[Dataset items]
________________________
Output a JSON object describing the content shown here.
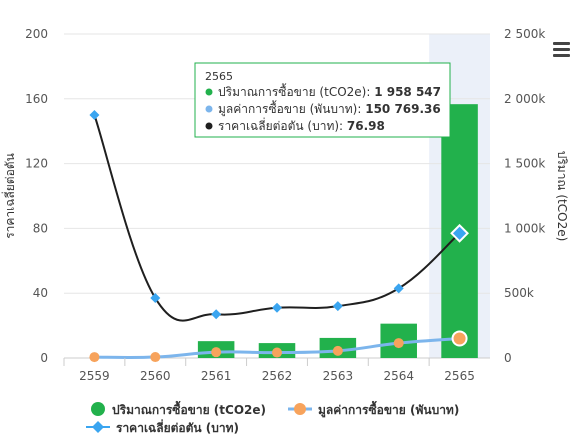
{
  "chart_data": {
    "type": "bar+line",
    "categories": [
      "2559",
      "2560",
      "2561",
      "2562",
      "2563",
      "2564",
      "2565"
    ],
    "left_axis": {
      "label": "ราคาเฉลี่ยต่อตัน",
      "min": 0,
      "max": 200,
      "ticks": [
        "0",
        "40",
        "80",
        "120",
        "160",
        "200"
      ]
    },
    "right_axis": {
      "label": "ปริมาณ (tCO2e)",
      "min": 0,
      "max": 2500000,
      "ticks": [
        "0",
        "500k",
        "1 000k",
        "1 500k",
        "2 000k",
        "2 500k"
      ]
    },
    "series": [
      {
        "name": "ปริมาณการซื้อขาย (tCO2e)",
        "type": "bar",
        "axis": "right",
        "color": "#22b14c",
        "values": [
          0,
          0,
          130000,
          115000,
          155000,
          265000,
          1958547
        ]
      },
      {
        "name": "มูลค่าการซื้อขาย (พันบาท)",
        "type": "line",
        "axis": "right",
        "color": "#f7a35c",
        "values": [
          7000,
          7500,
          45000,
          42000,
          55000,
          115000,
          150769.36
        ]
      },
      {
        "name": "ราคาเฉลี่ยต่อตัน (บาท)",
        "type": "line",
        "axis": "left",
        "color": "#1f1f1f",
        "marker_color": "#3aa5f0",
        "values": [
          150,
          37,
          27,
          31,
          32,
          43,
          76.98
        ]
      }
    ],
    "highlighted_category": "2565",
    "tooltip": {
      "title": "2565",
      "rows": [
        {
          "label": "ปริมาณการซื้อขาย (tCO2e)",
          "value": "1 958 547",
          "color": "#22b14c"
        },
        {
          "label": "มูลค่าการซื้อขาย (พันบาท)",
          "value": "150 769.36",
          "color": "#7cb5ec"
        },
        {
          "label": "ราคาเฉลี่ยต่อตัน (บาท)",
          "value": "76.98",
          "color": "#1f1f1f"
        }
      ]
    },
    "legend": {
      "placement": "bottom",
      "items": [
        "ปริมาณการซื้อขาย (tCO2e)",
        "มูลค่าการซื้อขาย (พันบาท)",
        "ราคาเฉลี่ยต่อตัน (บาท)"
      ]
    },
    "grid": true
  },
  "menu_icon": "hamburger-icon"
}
________________________
Print the listing above in full, exactly as written. Omit any pictures.

Output a JSON object describing the content shown here.
{
  "chart_data": {
    "type": "bar+line",
    "categories": [
      "2559",
      "2560",
      "2561",
      "2562",
      "2563",
      "2564",
      "2565"
    ],
    "left_axis": {
      "label": "ราคาเฉลี่ยต่อตัน",
      "min": 0,
      "max": 200,
      "ticks": [
        "0",
        "40",
        "80",
        "120",
        "160",
        "200"
      ]
    },
    "right_axis": {
      "label": "ปริมาณ (tCO2e)",
      "min": 0,
      "max": 2500000,
      "ticks": [
        "0",
        "500k",
        "1 000k",
        "1 500k",
        "2 000k",
        "2 500k"
      ]
    },
    "series": [
      {
        "name": "ปริมาณการซื้อขาย (tCO2e)",
        "type": "bar",
        "axis": "right",
        "color": "#22b14c",
        "values": [
          0,
          0,
          130000,
          115000,
          155000,
          265000,
          1958547
        ]
      },
      {
        "name": "มูลค่าการซื้อขาย (พันบาท)",
        "type": "line",
        "axis": "right",
        "color": "#f7a35c",
        "values": [
          7000,
          7500,
          45000,
          42000,
          55000,
          115000,
          150769.36
        ]
      },
      {
        "name": "ราคาเฉลี่ยต่อตัน (บาท)",
        "type": "line",
        "axis": "left",
        "color": "#1f1f1f",
        "marker_color": "#3aa5f0",
        "values": [
          150,
          37,
          27,
          31,
          32,
          43,
          76.98
        ]
      }
    ],
    "highlighted_category": "2565",
    "tooltip": {
      "title": "2565",
      "rows": [
        {
          "label": "ปริมาณการซื้อขาย (tCO2e)",
          "value": "1 958 547",
          "color": "#22b14c"
        },
        {
          "label": "มูลค่าการซื้อขาย (พันบาท)",
          "value": "150 769.36",
          "color": "#7cb5ec"
        },
        {
          "label": "ราคาเฉลี่ยต่อตัน (บาท)",
          "value": "76.98",
          "color": "#1f1f1f"
        }
      ]
    },
    "legend": {
      "placement": "bottom",
      "items": [
        "ปริมาณการซื้อขาย (tCO2e)",
        "มูลค่าการซื้อขาย (พันบาท)",
        "ราคาเฉลี่ยต่อตัน (บาท)"
      ]
    },
    "grid": true
  },
  "menu_icon": "hamburger-icon"
}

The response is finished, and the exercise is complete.